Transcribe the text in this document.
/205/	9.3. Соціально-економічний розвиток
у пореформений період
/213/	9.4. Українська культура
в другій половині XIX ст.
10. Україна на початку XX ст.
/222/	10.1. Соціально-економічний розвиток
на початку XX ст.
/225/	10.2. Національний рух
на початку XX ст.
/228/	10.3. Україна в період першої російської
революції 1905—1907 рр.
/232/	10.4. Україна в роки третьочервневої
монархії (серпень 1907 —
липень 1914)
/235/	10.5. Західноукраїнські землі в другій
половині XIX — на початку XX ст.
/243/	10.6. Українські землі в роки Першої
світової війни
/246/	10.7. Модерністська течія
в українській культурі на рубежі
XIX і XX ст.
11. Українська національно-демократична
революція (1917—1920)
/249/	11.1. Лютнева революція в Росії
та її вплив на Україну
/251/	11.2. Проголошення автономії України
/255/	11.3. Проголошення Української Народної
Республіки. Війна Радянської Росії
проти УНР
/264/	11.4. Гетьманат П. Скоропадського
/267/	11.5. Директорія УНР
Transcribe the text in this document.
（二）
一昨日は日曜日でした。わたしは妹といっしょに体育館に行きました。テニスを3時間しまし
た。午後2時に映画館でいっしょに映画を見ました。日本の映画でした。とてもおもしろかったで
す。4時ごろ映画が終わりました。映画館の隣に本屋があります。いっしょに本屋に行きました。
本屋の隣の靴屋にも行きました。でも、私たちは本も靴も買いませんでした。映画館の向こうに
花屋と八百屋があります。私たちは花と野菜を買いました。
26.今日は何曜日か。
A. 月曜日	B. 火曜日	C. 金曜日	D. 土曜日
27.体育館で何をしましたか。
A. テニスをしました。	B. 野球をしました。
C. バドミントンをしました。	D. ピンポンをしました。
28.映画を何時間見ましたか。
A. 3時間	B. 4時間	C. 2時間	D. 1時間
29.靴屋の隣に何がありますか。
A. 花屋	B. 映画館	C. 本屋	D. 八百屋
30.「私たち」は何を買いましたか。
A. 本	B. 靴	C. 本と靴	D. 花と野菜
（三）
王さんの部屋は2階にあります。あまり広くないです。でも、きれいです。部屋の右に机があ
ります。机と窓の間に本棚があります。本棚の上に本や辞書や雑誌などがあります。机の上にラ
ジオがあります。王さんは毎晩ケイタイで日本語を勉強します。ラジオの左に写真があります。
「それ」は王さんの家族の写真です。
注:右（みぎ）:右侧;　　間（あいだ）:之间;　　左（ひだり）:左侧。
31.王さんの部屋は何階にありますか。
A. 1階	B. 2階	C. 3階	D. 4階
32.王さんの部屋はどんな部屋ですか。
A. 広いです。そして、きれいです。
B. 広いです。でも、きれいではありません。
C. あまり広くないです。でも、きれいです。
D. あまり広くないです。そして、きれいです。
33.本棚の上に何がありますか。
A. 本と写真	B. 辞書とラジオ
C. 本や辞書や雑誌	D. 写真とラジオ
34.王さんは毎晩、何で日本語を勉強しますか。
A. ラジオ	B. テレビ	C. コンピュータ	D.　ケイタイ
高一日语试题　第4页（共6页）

::::::::::

# TO DO
Write out every entry exactly as given.

# SOLUTION TO THIS EXERCISE
Transcribe the text in this document.
/205/	9.3. Соціально-економічний розвиток
у пореформений період
/213/	9.4. Українська культура
в другій половині XIX ст.
10. Україна на початку XX ст.
/222/	10.1. Соціально-економічний розвиток
на початку XX ст.
/225/	10.2. Національний рух
на початку XX ст.
/228/	10.3. Україна в період першої російської
революції 1905—1907 рр.
/232/	10.4. Україна в роки третьочервневої
монархії (серпень 1907 —
липень 1914)
/235/	10.5. Західноукраїнські землі в другій
половині XIX — на початку XX ст.
/243/	10.6. Українські землі в роки Першої
світової війни
/246/	10.7. Модерністська течія
в українській культурі на рубежі
XIX і XX ст.
11. Українська національно-демократична
революція (1917—1920)
/249/	11.1. Лютнева революція в Росії
та її вплив на Україну
/251/	11.2. Проголошення автономії України
/255/	11.3. Проголошення Української Народної
Республіки. Війна Радянської Росії
проти УНР
/264/	11.4. Гетьманат П. Скоропадського
/267/	11.5. Директорія УНР
Transcribe the text in this document.
（二）
一昨日は日曜日でした。わたしは妹といっしょに体育館に行きました。テニスを3時間しまし
た。午後2時に映画館でいっしょに映画を見ました。日本の映画でした。とてもおもしろかったで
す。4時ごろ映画が終わりました。映画館の隣に本屋があります。いっしょに本屋に行きました。
本屋の隣の靴屋にも行きました。でも、私たちは本も靴も買いませんでした。映画館の向こうに
花屋と八百屋があります。私たちは花と野菜を買いました。
26.今日は何曜日か。
A. 月曜日	B. 火曜日	C. 金曜日	D. 土曜日
27.体育館で何をしましたか。
A. テニスをしました。	B. 野球をしました。
C. バドミントンをしました。	D. ピンポンをしました。
28.映画を何時間見ましたか。
A. 3時間	B. 4時間	C. 2時間	D. 1時間
29.靴屋の隣に何がありますか。
A. 花屋	B. 映画館	C. 本屋	D. 八百屋
30.「私たち」は何を買いましたか。
A. 本	B. 靴	C. 本と靴	D. 花と野菜
（三）
王さんの部屋は2階にあります。あまり広くないです。でも、きれいです。部屋の右に机があ
ります。机と窓の間に本棚があります。本棚の上に本や辞書や雑誌などがあります。机の上にラ
ジオがあります。王さんは毎晩ケイタイで日本語を勉強します。ラジオの左に写真があります。
「それ」は王さんの家族の写真です。
注:右（みぎ）:右侧;　　間（あいだ）:之间;　　左（ひだり）:左侧。
31.王さんの部屋は何階にありますか。
A. 1階	B. 2階	C. 3階	D. 4階
32.王さんの部屋はどんな部屋ですか。
A. 広いです。そして、きれいです。
B. 広いです。でも、きれいではありません。
C. あまり広くないです。でも、きれいです。
D. あまり広くないです。そして、きれいです。
33.本棚の上に何がありますか。
A. 本と写真	B. 辞書とラジオ
C. 本や辞書や雑誌	D. 写真とラジオ
34.王さんは毎晩、何で日本語を勉強しますか。
A. ラジオ	B. テレビ	C. コンピュータ	D.　ケイタイ
高一日语试题　第4页（共6页）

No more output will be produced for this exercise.